▸ What you will do: Rename "range-cell" to "range-entry" in the listing from its first line through the line that contains "feature-row: 开口尺寸 55mm: [48, 487, 746, 523]", and write out those lines again with nothing else changed.

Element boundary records
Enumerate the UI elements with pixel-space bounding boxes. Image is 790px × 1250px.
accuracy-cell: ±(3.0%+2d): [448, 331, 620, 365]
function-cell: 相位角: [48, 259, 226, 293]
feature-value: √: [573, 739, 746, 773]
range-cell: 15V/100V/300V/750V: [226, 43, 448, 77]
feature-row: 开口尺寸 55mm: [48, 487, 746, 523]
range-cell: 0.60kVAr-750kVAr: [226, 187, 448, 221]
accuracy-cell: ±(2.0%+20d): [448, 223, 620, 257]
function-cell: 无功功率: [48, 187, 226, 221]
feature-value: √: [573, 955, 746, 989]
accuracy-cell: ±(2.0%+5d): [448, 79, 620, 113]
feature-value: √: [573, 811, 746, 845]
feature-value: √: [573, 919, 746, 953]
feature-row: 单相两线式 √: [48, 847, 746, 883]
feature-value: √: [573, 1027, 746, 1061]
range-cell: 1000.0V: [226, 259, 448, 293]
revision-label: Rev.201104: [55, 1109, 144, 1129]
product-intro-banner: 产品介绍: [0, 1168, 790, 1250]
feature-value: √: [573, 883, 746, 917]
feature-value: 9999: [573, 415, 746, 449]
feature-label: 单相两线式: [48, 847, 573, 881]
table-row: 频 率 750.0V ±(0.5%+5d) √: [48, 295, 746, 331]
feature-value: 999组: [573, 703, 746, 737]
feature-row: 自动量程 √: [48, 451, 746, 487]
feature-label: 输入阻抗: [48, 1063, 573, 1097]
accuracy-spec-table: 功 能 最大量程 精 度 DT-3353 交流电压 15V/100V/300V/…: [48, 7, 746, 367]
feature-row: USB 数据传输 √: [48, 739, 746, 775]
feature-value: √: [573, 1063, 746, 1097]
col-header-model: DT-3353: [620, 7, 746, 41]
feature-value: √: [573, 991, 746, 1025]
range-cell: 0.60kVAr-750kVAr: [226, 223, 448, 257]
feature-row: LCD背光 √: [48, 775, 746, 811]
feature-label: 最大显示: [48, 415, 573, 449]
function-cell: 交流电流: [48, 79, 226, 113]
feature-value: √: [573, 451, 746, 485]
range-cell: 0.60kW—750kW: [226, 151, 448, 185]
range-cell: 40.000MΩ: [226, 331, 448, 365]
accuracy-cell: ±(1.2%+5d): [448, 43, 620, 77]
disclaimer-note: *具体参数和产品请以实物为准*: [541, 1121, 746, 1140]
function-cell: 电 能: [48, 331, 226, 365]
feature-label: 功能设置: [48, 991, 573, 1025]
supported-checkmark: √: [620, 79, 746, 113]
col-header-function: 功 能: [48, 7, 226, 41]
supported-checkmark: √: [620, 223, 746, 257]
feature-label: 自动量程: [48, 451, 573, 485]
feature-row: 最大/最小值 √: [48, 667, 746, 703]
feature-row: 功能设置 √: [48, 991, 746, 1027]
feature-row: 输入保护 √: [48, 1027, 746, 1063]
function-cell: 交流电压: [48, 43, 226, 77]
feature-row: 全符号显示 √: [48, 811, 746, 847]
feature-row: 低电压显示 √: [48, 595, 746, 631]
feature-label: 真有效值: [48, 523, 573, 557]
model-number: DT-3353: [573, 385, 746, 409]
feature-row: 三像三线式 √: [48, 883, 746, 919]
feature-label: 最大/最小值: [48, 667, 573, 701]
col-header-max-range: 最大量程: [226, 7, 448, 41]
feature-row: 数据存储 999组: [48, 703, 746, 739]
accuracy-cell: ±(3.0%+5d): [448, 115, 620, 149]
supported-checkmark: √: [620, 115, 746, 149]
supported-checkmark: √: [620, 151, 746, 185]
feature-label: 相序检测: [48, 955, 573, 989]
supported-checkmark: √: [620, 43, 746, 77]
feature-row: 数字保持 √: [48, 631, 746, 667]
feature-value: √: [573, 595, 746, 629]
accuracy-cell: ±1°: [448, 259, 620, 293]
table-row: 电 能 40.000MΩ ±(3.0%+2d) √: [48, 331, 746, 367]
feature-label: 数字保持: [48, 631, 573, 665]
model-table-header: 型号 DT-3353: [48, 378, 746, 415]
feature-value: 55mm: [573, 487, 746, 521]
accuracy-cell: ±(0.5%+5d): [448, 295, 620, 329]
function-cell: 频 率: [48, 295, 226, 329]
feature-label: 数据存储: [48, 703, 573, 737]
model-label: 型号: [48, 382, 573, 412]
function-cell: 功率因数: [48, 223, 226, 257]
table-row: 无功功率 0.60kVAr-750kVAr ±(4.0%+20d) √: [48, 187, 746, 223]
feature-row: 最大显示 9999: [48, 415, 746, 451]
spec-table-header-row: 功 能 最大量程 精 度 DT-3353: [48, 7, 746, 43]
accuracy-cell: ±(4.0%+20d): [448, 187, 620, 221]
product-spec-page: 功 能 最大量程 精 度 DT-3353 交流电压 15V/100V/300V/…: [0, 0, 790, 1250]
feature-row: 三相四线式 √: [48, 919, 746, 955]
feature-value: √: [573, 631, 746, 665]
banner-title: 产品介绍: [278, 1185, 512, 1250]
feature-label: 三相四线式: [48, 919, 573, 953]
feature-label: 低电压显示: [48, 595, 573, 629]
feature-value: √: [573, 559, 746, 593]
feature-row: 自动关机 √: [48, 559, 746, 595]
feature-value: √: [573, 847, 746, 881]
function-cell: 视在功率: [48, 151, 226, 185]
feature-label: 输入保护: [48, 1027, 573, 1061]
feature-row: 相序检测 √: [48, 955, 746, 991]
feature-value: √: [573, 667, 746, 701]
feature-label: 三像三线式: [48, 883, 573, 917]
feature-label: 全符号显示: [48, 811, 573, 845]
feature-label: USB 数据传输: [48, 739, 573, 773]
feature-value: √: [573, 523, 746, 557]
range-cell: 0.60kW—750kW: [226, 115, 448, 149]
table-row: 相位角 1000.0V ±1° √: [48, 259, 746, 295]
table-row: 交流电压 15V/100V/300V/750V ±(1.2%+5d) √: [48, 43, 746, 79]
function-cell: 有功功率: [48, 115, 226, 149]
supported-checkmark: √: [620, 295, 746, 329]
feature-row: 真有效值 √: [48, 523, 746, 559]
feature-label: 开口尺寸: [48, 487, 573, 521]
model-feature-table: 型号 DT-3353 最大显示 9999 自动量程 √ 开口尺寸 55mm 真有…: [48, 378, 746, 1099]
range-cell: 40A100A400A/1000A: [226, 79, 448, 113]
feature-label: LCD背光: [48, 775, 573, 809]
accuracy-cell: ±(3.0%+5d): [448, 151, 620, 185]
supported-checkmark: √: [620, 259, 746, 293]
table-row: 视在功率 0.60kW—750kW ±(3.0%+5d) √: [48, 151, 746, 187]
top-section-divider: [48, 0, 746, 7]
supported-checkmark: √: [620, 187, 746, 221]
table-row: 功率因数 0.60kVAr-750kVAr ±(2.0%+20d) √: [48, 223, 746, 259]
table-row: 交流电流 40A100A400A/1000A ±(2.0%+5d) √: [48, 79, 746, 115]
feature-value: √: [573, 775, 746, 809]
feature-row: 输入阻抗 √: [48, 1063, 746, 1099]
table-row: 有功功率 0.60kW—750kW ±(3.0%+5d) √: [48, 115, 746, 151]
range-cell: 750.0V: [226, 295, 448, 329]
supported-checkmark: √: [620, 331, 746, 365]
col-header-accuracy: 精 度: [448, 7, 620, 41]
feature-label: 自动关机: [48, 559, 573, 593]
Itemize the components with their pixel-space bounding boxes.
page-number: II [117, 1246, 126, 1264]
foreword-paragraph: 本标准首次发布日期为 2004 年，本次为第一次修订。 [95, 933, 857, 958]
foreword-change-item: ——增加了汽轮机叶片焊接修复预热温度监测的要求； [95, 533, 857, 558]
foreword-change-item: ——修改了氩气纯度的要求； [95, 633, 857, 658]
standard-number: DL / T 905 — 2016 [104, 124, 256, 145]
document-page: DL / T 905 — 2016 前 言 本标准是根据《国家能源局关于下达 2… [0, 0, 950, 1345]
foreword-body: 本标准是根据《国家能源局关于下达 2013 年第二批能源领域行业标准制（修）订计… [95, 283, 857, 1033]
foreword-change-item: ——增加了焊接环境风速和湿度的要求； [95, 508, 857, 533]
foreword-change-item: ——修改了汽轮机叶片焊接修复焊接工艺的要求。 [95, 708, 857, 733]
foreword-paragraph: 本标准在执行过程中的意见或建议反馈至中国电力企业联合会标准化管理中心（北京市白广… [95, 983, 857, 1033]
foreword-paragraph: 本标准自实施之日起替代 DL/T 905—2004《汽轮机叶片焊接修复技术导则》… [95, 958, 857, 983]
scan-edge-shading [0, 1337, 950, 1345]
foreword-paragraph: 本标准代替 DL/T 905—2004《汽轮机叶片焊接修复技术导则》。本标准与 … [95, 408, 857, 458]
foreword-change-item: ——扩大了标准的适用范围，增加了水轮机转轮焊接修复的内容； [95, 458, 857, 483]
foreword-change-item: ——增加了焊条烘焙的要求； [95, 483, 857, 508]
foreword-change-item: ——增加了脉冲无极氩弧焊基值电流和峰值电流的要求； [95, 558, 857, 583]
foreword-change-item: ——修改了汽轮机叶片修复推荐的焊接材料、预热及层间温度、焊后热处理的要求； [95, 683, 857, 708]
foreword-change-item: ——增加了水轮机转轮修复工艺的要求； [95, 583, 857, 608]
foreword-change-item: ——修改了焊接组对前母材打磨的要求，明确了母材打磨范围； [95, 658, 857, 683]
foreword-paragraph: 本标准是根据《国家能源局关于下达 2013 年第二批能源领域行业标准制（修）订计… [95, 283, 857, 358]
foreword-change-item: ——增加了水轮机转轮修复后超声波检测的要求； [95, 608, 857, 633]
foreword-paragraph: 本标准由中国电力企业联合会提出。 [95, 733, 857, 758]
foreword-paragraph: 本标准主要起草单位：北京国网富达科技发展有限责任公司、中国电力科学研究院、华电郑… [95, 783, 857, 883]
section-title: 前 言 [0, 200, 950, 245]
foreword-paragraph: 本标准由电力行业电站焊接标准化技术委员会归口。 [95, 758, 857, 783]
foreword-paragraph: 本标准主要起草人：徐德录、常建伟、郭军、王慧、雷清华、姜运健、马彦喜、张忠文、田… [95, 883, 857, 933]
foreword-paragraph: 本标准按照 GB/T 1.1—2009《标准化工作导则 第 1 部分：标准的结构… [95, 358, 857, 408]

▸ Response to this task:
Enumerate the UI elements with pixel-space bounding boxes. Image is 790px × 1250px.
accuracy-cell: ±(3.0%+2d): [448, 331, 620, 365]
function-cell: 相位角: [48, 259, 226, 293]
feature-value: √: [573, 739, 746, 773]
range-entry: 15V/100V/300V/750V: [226, 43, 448, 77]
feature-row: 开口尺寸 55mm: [48, 487, 746, 523]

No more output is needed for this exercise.